> Given problem A: Pick out each line in the listing that contains the word "with".

> Text shown:
Given the Supreme Court’s rulings on numerous cases, the BSA’s stance as a private religious organization and the continuing attempts by many who are ousted to fight the decision and lose, it is my opinion that the BSA has no motivating reason to change it’s stance or it’s policies and has no intention of doing so in the future. After resigning my membership from the BSA, I had a few months to mull things over in my head. What was I to do with my son? I really enjoy Scouting as an activity and the opportunities if offered. It had meant so much to me, to be active in the program along with my father; and I wanted my son to have that too. But I can’t drop my integrity on the floor and continue to indirectly support an organization with such backwards, offensive policies towards homosexuals, atheists and agnostics and girls. Yes, I know there’s Girl Scouts; but it’s not the same type of program; and there are a ton of young girls and women who want to do those types of activities, like camping, backpacking, canoeing, orienteering, etc. Other scouting organizations around the world are co-ed, and there’s no reason the Boy Scouts of America couldn’t be either. These are the 3 ‘G’s that bother the BSA: the Godless, the Gays and Girls. After reflecting on all of this, I decided to do three things:

1) Officially write a letter to BSA national about their membership policies, and my hope that in the future they change them; but that I can no longer be a part.

> Stored records:
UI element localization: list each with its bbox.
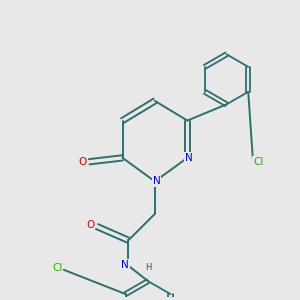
Text: N: N bbox=[121, 260, 129, 270]
Text: O: O bbox=[79, 157, 87, 167]
Text: H: H bbox=[145, 263, 151, 272]
Text: N: N bbox=[152, 176, 160, 186]
Text: N: N bbox=[185, 153, 193, 163]
Text: Cl: Cl bbox=[52, 263, 62, 273]
Text: Cl: Cl bbox=[253, 157, 263, 167]
Text: O: O bbox=[86, 220, 94, 230]
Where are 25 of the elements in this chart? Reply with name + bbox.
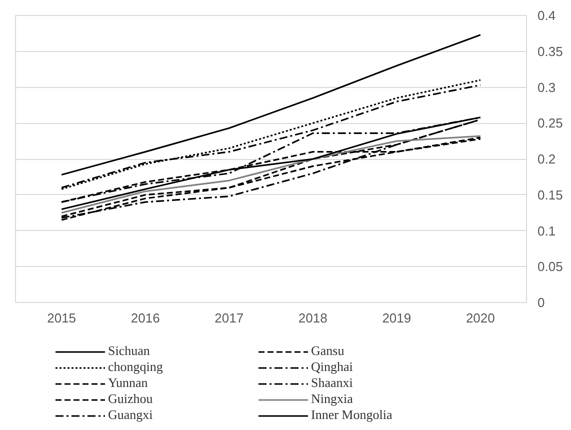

> Given problem B: In the text about the Boy Scouts of America, which activities does the writer name as ones many girls and women want to do?

> Exercise response A:
UI element localization: list each with its bbox.
Where are 25 of the elements in this chart? Reply with name + bbox.

> Exercise response B: Camping, backpacking, canoeing and orienteering.